■ What is required: From the line containing "Reverse-engineer this chart into JSON." to the end of the data, retype every line exactly and nothing else. Drop the pictures.

==== Records for the exercise ====

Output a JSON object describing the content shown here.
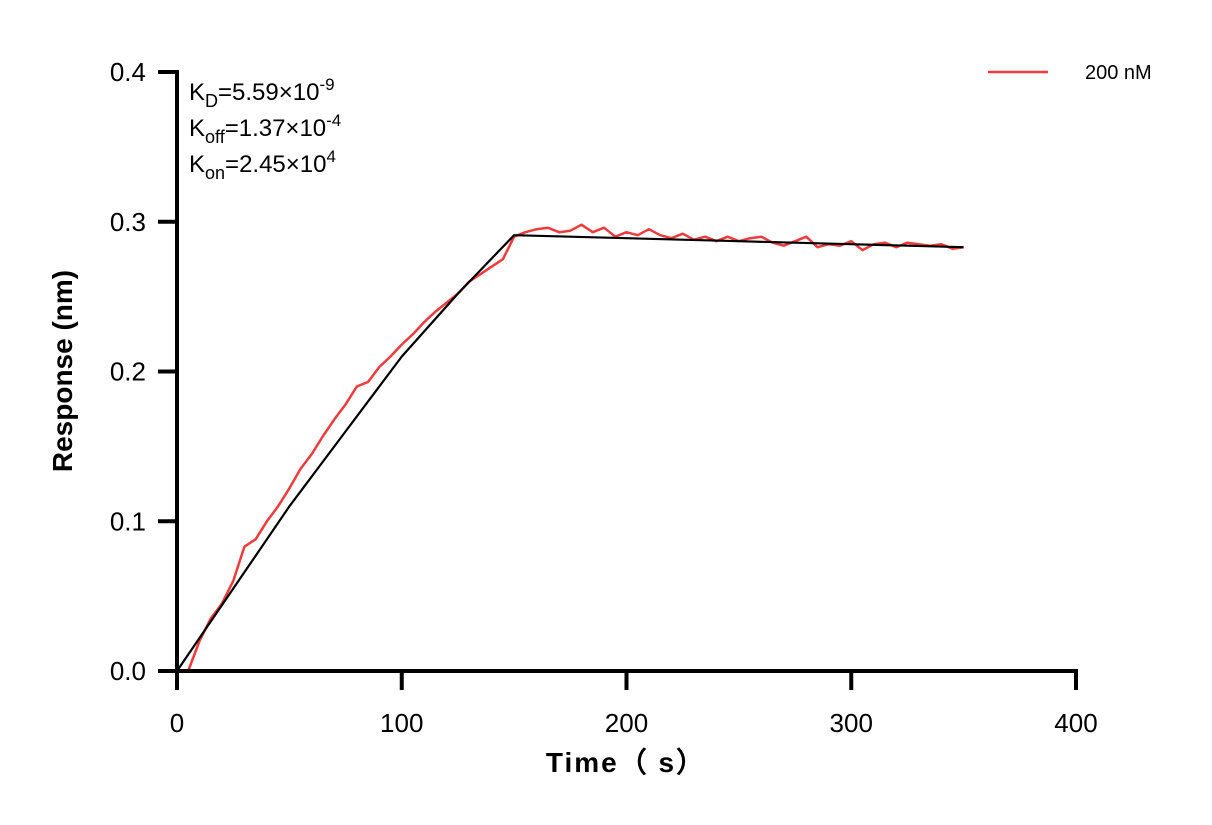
{
  "chart_data": {
    "type": "line",
    "title": "",
    "xlabel": "Time（ s）",
    "ylabel": "Response (nm)",
    "xlim": [
      0,
      400
    ],
    "ylim": [
      0,
      0.4
    ],
    "xticks": [
      "0",
      "100",
      "200",
      "300",
      "400"
    ],
    "yticks": [
      "0.0",
      "0.1",
      "0.2",
      "0.3",
      "0.4"
    ],
    "grid": false,
    "legend_position": "top-right",
    "annotations": [
      {
        "main": "K",
        "sub": "D",
        "rest": "=5.59×10",
        "sup": "-9"
      },
      {
        "main": "K",
        "sub": "off",
        "rest": "=1.37×10",
        "sup": "-4"
      },
      {
        "main": "K",
        "sub": "on",
        "rest": "=2.45×10",
        "sup": "4"
      }
    ],
    "series": [
      {
        "name": "200 nM",
        "color": "#ef3b3b",
        "x": [
          5,
          10,
          15,
          20,
          25,
          30,
          35,
          40,
          45,
          50,
          55,
          60,
          65,
          70,
          75,
          80,
          85,
          90,
          95,
          100,
          105,
          110,
          115,
          120,
          125,
          130,
          135,
          140,
          145,
          150,
          155,
          160,
          165,
          170,
          175,
          180,
          185,
          190,
          195,
          200,
          205,
          210,
          215,
          220,
          225,
          230,
          235,
          240,
          245,
          250,
          255,
          260,
          265,
          270,
          275,
          280,
          285,
          290,
          295,
          300,
          305,
          310,
          315,
          320,
          325,
          330,
          335,
          340,
          345,
          350
        ],
        "y": [
          0.0,
          0.02,
          0.035,
          0.045,
          0.06,
          0.083,
          0.088,
          0.1,
          0.11,
          0.122,
          0.135,
          0.145,
          0.157,
          0.168,
          0.178,
          0.19,
          0.193,
          0.203,
          0.21,
          0.218,
          0.225,
          0.233,
          0.24,
          0.246,
          0.252,
          0.26,
          0.265,
          0.27,
          0.275,
          0.29,
          0.293,
          0.295,
          0.296,
          0.293,
          0.294,
          0.298,
          0.293,
          0.296,
          0.29,
          0.293,
          0.291,
          0.295,
          0.291,
          0.289,
          0.292,
          0.288,
          0.29,
          0.287,
          0.29,
          0.287,
          0.289,
          0.29,
          0.286,
          0.284,
          0.287,
          0.29,
          0.283,
          0.285,
          0.284,
          0.287,
          0.281,
          0.285,
          0.286,
          0.283,
          0.286,
          0.285,
          0.284,
          0.285,
          0.282,
          0.283
        ]
      },
      {
        "color": "#000000",
        "x": [
          0,
          25,
          50,
          75,
          100,
          125,
          150,
          200,
          250,
          300,
          350
        ],
        "y": [
          0.0,
          0.055,
          0.11,
          0.16,
          0.21,
          0.252,
          0.291,
          0.289,
          0.287,
          0.285,
          0.283
        ]
      }
    ]
  }
}
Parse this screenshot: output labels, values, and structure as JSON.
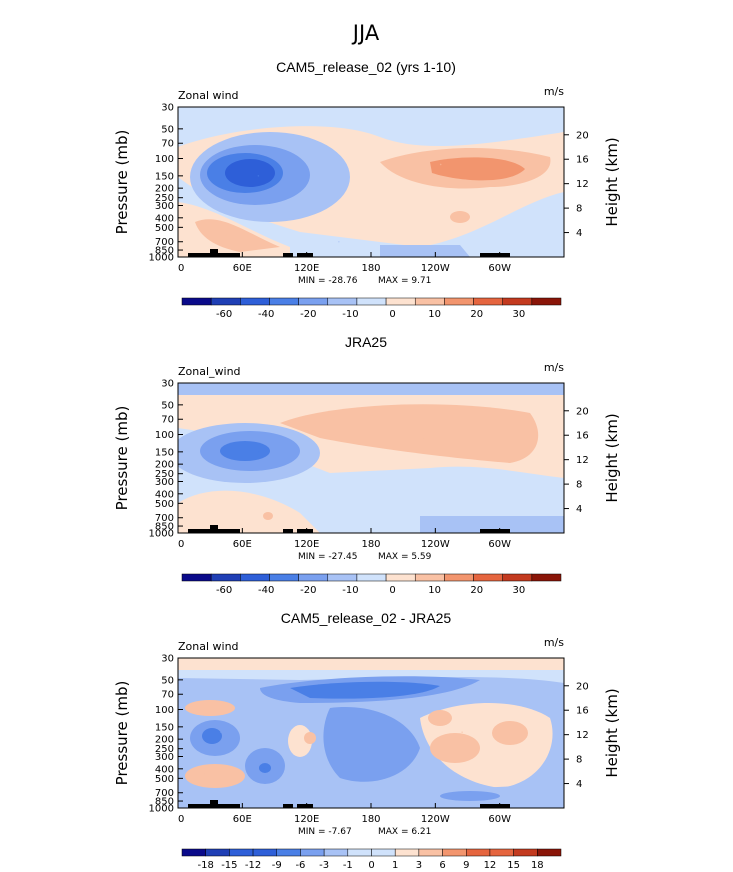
{
  "figure_title": "JJA",
  "chart_data": [
    {
      "type": "heatmap",
      "title": "CAM5_release_02 (yrs 1-10)",
      "variable": "Zonal wind",
      "units": "m/s",
      "ylabel": "Pressure (mb)",
      "ylabel_right": "Height (km)",
      "x_ticks": [
        "0",
        "60E",
        "120E",
        "180",
        "120W",
        "60W"
      ],
      "x_range": [
        0,
        360
      ],
      "pressure_ticks": [
        30,
        50,
        70,
        100,
        150,
        200,
        250,
        300,
        400,
        500,
        700,
        850,
        1000
      ],
      "height_ticks": [
        4,
        8,
        12,
        16,
        20
      ],
      "min": -28.76,
      "max": 9.71,
      "min_text": "MIN = -28.76",
      "max_text": "MAX = 9.71",
      "colorbar_labels": [
        "-60",
        "-40",
        "-20",
        "-10",
        "0",
        "10",
        "20",
        "30"
      ],
      "features": [
        {
          "lon": 75,
          "p": 150,
          "value": -28
        },
        {
          "lon": 245,
          "p": 115,
          "value": 9
        },
        {
          "lon": 45,
          "p": 600,
          "value": 6
        },
        {
          "lon": 150,
          "p": 700,
          "value": -6
        }
      ]
    },
    {
      "type": "heatmap",
      "title": "JRA25",
      "variable": "Zonal_wind",
      "units": "m/s",
      "ylabel": "Pressure (mb)",
      "ylabel_right": "Height (km)",
      "x_ticks": [
        "0",
        "60E",
        "120E",
        "180",
        "120W",
        "60W"
      ],
      "x_range": [
        0,
        360
      ],
      "pressure_ticks": [
        30,
        50,
        70,
        100,
        150,
        200,
        250,
        300,
        400,
        500,
        700,
        850,
        1000
      ],
      "height_ticks": [
        4,
        8,
        12,
        16,
        20
      ],
      "min": -27.45,
      "max": 5.59,
      "min_text": "MIN = -27.45",
      "max_text": "MAX = 5.59",
      "colorbar_labels": [
        "-60",
        "-40",
        "-20",
        "-10",
        "0",
        "10",
        "20",
        "30"
      ],
      "features": [
        {
          "lon": 75,
          "p": 150,
          "value": -27
        },
        {
          "lon": 230,
          "p": 110,
          "value": 5
        },
        {
          "lon": 80,
          "p": 600,
          "value": 4
        }
      ]
    },
    {
      "type": "heatmap",
      "title": "CAM5_release_02 - JRA25",
      "variable": "Zonal wind",
      "units": "m/s",
      "ylabel": "Pressure (mb)",
      "ylabel_right": "Height (km)",
      "x_ticks": [
        "0",
        "60E",
        "120E",
        "180",
        "120W",
        "60W"
      ],
      "x_range": [
        0,
        360
      ],
      "pressure_ticks": [
        30,
        50,
        70,
        100,
        150,
        200,
        250,
        300,
        400,
        500,
        700,
        850,
        1000
      ],
      "height_ticks": [
        4,
        8,
        12,
        16,
        20
      ],
      "min": -7.67,
      "max": 6.21,
      "min_text": "MIN = -7.67",
      "max_text": "MAX = 6.21",
      "colorbar_labels": [
        "-18",
        "-15",
        "-12",
        "-9",
        "-6",
        "-3",
        "-1",
        "0",
        "1",
        "3",
        "6",
        "9",
        "12",
        "15",
        "18"
      ],
      "features": [
        {
          "lon": 170,
          "p": 65,
          "value": -7
        },
        {
          "lon": 265,
          "p": 170,
          "value": 5
        },
        {
          "lon": 40,
          "p": 170,
          "value": -5
        },
        {
          "lon": 25,
          "p": 450,
          "value": 4
        },
        {
          "lon": 80,
          "p": 400,
          "value": -6
        }
      ]
    }
  ],
  "colors": {
    "diverging": [
      "#0a0a8a",
      "#1f3fb5",
      "#2e5fd8",
      "#4a7fe6",
      "#7aa0ef",
      "#a8c2f5",
      "#d0e2fb",
      "#fde2d0",
      "#f9c1a4",
      "#f2956e",
      "#e5653f",
      "#c33a1f",
      "#8a1508"
    ],
    "topography": "#000000"
  }
}
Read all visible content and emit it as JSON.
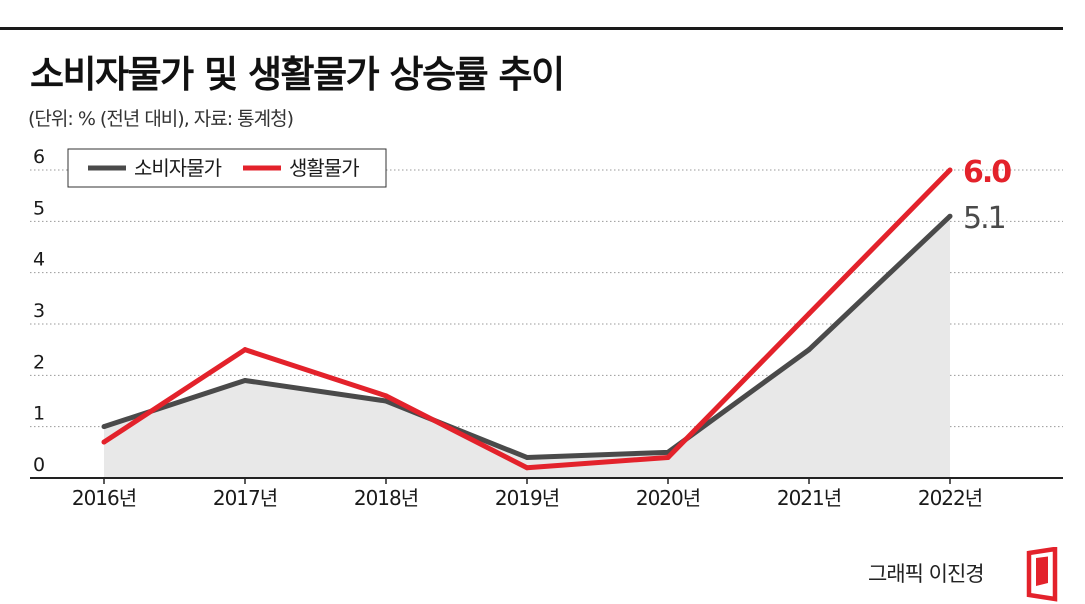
{
  "title": "소비자물가 및 생활물가 상승률 추이",
  "subtitle": "(단위: % (전년 대비), 자료: 통계청)",
  "credit": "그래픽 이진경",
  "colors": {
    "consumer": "#4a4a4a",
    "living": "#e3222b",
    "area": "#e8e8e8",
    "grid": "#9a9a9a",
    "axis": "#222222",
    "text": "#1a1a1a"
  },
  "chart_data": {
    "type": "line",
    "title": "소비자물가 및 생활물가 상승률 추이",
    "xlabel": "",
    "ylabel": "",
    "categories": [
      "2016년",
      "2017년",
      "2018년",
      "2019년",
      "2020년",
      "2021년",
      "2022년"
    ],
    "ylim": [
      0,
      6
    ],
    "yticks": [
      "0",
      "1",
      "2",
      "3",
      "4",
      "5",
      "6"
    ],
    "grid": true,
    "legend": "top-left",
    "series": [
      {
        "name": "소비자물가",
        "key": "consumer",
        "values": [
          1.0,
          1.9,
          1.5,
          0.4,
          0.5,
          2.5,
          5.1
        ],
        "end_label": "5.1",
        "filled": true
      },
      {
        "name": "생활물가",
        "key": "living",
        "values": [
          0.7,
          2.5,
          1.6,
          0.2,
          0.4,
          3.2,
          6.0
        ],
        "end_label": "6.0",
        "filled": false
      }
    ]
  }
}
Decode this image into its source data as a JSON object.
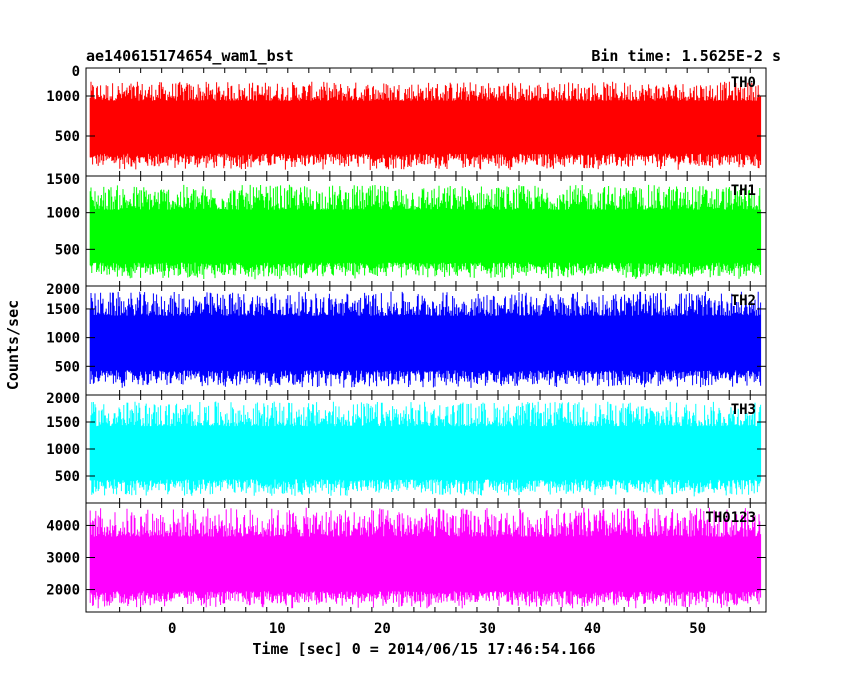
{
  "chart_data": {
    "type": "line",
    "title_left": "ae140615174654_wam1_bst",
    "title_right": "Bin time: 1.5625E-2 s",
    "xlabel": "Time [sec] 0 = 2014/06/15 17:46:54.166",
    "ylabel": "Counts/sec",
    "xlim": [
      -8.2,
      56.5
    ],
    "x_range_data": [
      -7.8,
      56.0
    ],
    "xticks": [
      0,
      10,
      20,
      30,
      40,
      50
    ],
    "panels": [
      {
        "name": "TH0",
        "color": "#ff0000",
        "ylim": [
          0,
          1350
        ],
        "yticks": [
          {
            "v": 500,
            "label": "500"
          },
          {
            "v": 1000,
            "label": "1000"
          }
        ],
        "edge_label": "0",
        "band": [
          70,
          1180
        ],
        "core": [
          280,
          940
        ]
      },
      {
        "name": "TH1",
        "color": "#00ff00",
        "ylim": [
          0,
          1500
        ],
        "yticks": [
          {
            "v": 500,
            "label": "500"
          },
          {
            "v": 1000,
            "label": "1000"
          }
        ],
        "edge_label": "1500",
        "band": [
          90,
          1380
        ],
        "core": [
          320,
          1040
        ]
      },
      {
        "name": "TH2",
        "color": "#0000ff",
        "ylim": [
          0,
          1900
        ],
        "yticks": [
          {
            "v": 500,
            "label": "500"
          },
          {
            "v": 1000,
            "label": "1000"
          },
          {
            "v": 1500,
            "label": "1500"
          }
        ],
        "edge_label": "2000",
        "band": [
          120,
          1800
        ],
        "core": [
          430,
          1380
        ]
      },
      {
        "name": "TH3",
        "color": "#00ffff",
        "ylim": [
          0,
          2000
        ],
        "yticks": [
          {
            "v": 500,
            "label": "500"
          },
          {
            "v": 1000,
            "label": "1000"
          },
          {
            "v": 1500,
            "label": "1500"
          }
        ],
        "edge_label": "2000",
        "band": [
          120,
          1880
        ],
        "core": [
          440,
          1420
        ]
      },
      {
        "name": "TH0123",
        "color": "#ff00ff",
        "ylim": [
          1300,
          4700
        ],
        "yticks": [
          {
            "v": 2000,
            "label": "2000"
          },
          {
            "v": 3000,
            "label": "3000"
          },
          {
            "v": 4000,
            "label": "4000"
          }
        ],
        "edge_label": "",
        "band": [
          1400,
          4550
        ],
        "core": [
          1950,
          3650
        ]
      }
    ]
  }
}
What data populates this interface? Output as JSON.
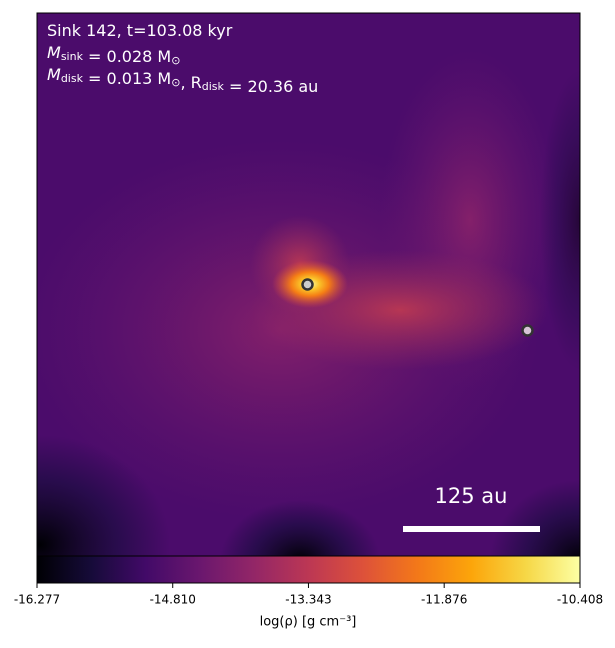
{
  "chart_data": {
    "type": "image",
    "annotation_lines": [
      [
        {
          "text": "Sink 142, t=103.08 kyr"
        }
      ],
      [
        {
          "text": "M"
        },
        {
          "sub": "sink"
        },
        {
          "text": " = 0.028 M"
        },
        {
          "sub": "⊙"
        }
      ],
      [
        {
          "text": "M"
        },
        {
          "sub": "disk"
        },
        {
          "text": " = 0.013 M"
        },
        {
          "sub": "⊙"
        },
        {
          "text": ", R"
        },
        {
          "sub": "disk"
        },
        {
          "text": " = 20.36 au"
        }
      ]
    ],
    "scale_bar_label": "125 au",
    "colorbar": {
      "label": "log(ρ) [g cm⁻³]",
      "cmap": "inferno",
      "xlim": [
        -16.277,
        -10.408
      ],
      "xticks": [
        -16.277,
        {
          "value": -14.81,
          "label": "-14.810"
        },
        -13.343,
        -11.876,
        -10.408
      ]
    }
  }
}
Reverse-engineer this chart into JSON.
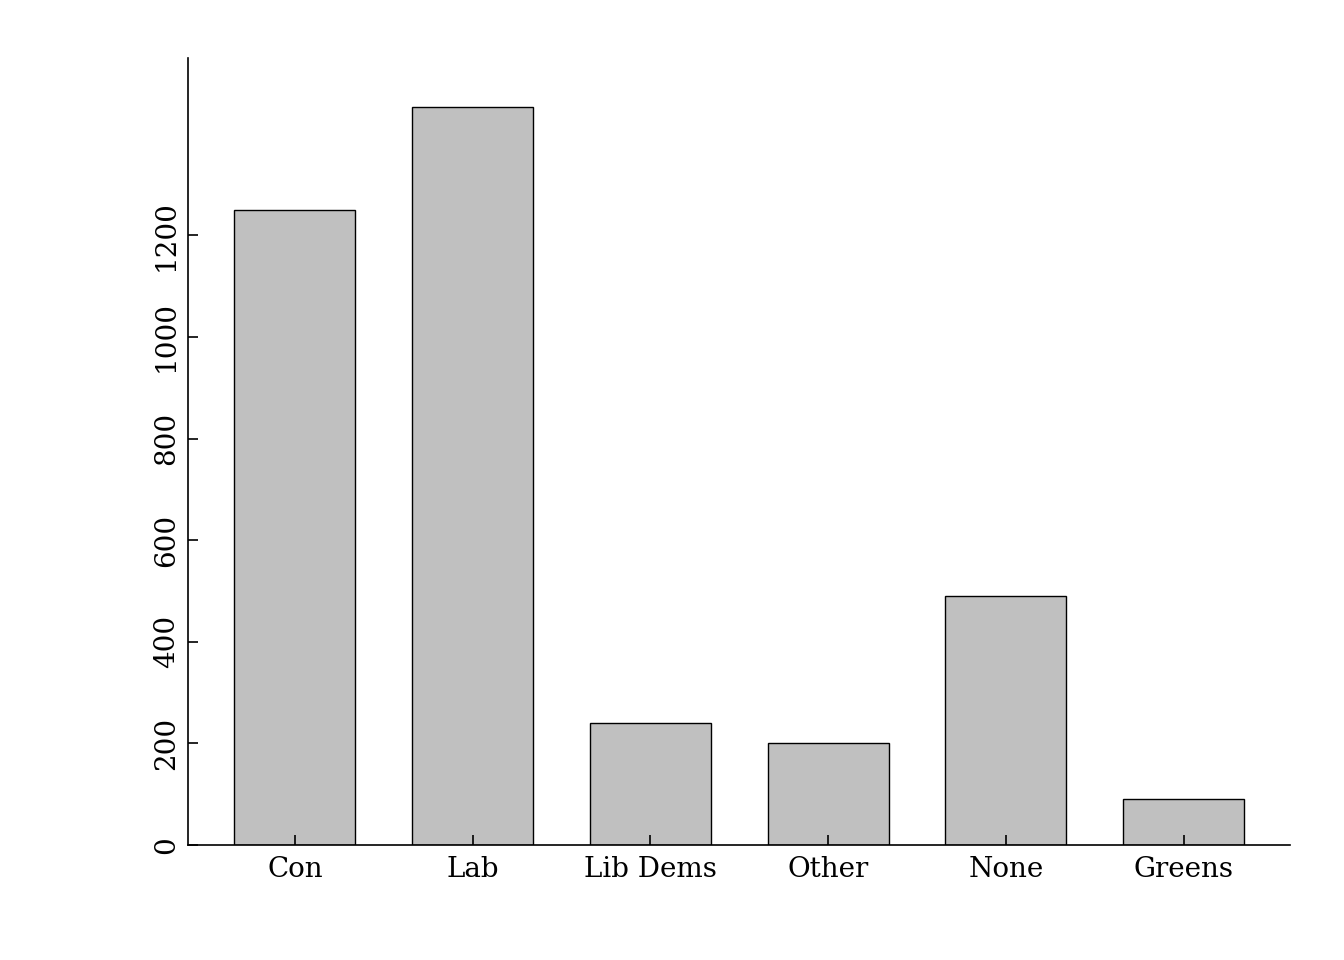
{
  "categories": [
    "Con",
    "Lab",
    "Lib Dems",
    "Other",
    "None",
    "Greens"
  ],
  "values": [
    1249,
    1453,
    240,
    200,
    490,
    90
  ],
  "bar_color": "#c0c0c0",
  "bar_edge_color": "#000000",
  "bar_edge_width": 1.0,
  "background_color": "#ffffff",
  "ylim": [
    0,
    1550
  ],
  "yticks": [
    0,
    200,
    400,
    600,
    800,
    1000,
    1200
  ],
  "ylabel": "",
  "xlabel": "",
  "title": "",
  "tick_fontsize": 20,
  "label_fontsize": 20,
  "bar_width": 0.68
}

====

■ The reply:
Reverse-engineer this chart into JSON.
{
  "categories": [
    "Con",
    "Lab",
    "Lib Dems",
    "Other",
    "None",
    "Greens"
  ],
  "values": [
    1249,
    1453,
    240,
    200,
    490,
    90
  ],
  "bar_color": "#c0c0c0",
  "bar_edge_color": "#000000",
  "bar_edge_width": 1.0,
  "background_color": "#ffffff",
  "ylim": [
    0,
    1550
  ],
  "yticks": [
    0,
    200,
    400,
    600,
    800,
    1000,
    1200
  ],
  "ylabel": "",
  "xlabel": "",
  "title": "",
  "tick_fontsize": 20,
  "label_fontsize": 20,
  "bar_width": 0.68
}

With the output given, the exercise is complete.